Chuck Norris can infect a mac with pc viruses.
A computer program will always do what you tell it to do, but rarely what you want to do.
Q: What did the dentist say to the computer? A: This won't hurt a byte
A businessman is invited for an audience with the Pope but finds it clashes with a meeting he has with Bill Gates. The businessman asks his secretary which appointment he should go to. ‘Definitely the Pope,’ replies the secretary. ‘He’ll only expect you to kiss his hand.’
A printer consists of three main parts: the case, the jammed paper tray and the blinking red light.
A computer programmer happens across a frog in the road. The frog pipes up, "I'm really a beautiful princess and if you kiss me, I'll stay with you for a week". The programmer shrugs his shoulders and puts the frog in his pocket. A few minutes later, the frog says "OK, OK, if you kiss me, I'll give you great sex for a week". The programmer nods and puts the frog back in his pocket. A few minutes later, "Turn me back into a princess and I'll give you great sex for a whole year!" The programmer smiles and walks on. Finally, the frog says, "What's wrong with you? I've promised you great sex for a year from a beautiful princess and you won't even kiss a frog?" "I'm a programmer," he replies. "I don't have time for sex.But a talking frog is pretty neat."
Baby, if you were an iPhone 6, I would tap you all day!
Knock knock! Who's there? Yah! Yah who? Naaah, bro, I prefer google.
What kind of doctor fixes broken websites? A URLologist.
Every mobile phone user has complained like this: Don't text me while I'm in the middle of texting you, because now I have to change the whole text.

- **Brief**
In the joke collection, why does the secretary advise the businessman to meet the Pope rather than Bill Gates?

- **The data**
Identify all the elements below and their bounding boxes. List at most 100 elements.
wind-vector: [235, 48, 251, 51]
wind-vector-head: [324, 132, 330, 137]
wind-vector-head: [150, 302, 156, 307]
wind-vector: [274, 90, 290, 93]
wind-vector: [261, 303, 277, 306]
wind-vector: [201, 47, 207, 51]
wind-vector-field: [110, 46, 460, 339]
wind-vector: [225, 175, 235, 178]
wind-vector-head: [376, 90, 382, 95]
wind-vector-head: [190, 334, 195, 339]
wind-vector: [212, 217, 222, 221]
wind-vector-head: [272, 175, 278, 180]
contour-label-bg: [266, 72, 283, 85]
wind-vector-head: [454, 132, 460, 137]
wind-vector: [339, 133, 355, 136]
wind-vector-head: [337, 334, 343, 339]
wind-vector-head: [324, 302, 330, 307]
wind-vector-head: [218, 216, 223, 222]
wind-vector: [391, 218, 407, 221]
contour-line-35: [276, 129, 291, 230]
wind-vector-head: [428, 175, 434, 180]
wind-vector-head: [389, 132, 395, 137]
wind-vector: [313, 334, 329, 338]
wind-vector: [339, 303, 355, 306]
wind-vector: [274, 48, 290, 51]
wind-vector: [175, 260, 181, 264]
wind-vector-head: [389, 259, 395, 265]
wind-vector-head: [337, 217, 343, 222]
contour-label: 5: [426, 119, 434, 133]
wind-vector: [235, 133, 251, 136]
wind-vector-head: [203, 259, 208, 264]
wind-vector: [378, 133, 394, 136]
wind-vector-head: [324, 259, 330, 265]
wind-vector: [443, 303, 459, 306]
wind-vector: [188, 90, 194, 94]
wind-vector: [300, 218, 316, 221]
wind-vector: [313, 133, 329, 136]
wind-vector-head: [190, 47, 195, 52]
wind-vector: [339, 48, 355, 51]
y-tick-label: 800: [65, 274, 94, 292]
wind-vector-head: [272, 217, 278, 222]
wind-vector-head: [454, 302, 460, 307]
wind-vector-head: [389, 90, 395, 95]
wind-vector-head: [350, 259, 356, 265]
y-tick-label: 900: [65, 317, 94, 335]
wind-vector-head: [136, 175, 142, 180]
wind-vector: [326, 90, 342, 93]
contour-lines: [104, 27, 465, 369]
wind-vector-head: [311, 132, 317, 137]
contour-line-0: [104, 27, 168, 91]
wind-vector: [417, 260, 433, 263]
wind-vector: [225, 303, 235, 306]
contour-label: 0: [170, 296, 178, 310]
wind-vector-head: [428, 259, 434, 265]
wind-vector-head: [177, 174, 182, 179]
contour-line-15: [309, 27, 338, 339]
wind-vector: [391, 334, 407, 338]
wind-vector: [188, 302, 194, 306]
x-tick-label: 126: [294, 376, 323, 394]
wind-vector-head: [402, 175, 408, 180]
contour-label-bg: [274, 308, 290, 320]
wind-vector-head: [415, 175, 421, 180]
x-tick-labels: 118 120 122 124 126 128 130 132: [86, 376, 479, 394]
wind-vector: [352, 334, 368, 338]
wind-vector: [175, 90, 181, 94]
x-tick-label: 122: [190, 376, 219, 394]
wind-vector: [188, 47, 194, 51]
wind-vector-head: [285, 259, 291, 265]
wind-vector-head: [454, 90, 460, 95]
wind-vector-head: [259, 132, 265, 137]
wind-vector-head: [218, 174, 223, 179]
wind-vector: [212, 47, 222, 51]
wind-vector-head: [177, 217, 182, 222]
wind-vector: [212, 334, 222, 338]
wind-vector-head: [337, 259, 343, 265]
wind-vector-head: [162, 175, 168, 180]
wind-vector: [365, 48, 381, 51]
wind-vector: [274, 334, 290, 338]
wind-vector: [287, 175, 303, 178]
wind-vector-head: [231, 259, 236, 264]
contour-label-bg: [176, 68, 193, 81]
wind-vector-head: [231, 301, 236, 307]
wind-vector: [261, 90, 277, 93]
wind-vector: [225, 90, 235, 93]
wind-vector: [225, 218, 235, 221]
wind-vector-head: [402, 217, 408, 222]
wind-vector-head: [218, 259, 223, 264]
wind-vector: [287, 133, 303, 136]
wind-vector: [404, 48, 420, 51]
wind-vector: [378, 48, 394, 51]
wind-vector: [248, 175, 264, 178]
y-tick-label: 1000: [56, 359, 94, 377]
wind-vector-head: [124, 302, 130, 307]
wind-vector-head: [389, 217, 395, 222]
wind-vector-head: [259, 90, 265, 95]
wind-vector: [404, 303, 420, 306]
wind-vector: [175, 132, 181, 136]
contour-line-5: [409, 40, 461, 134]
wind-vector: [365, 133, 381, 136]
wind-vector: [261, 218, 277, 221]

- **Solution below**
The secretary says the Pope will only expect the businessman to kiss his hand.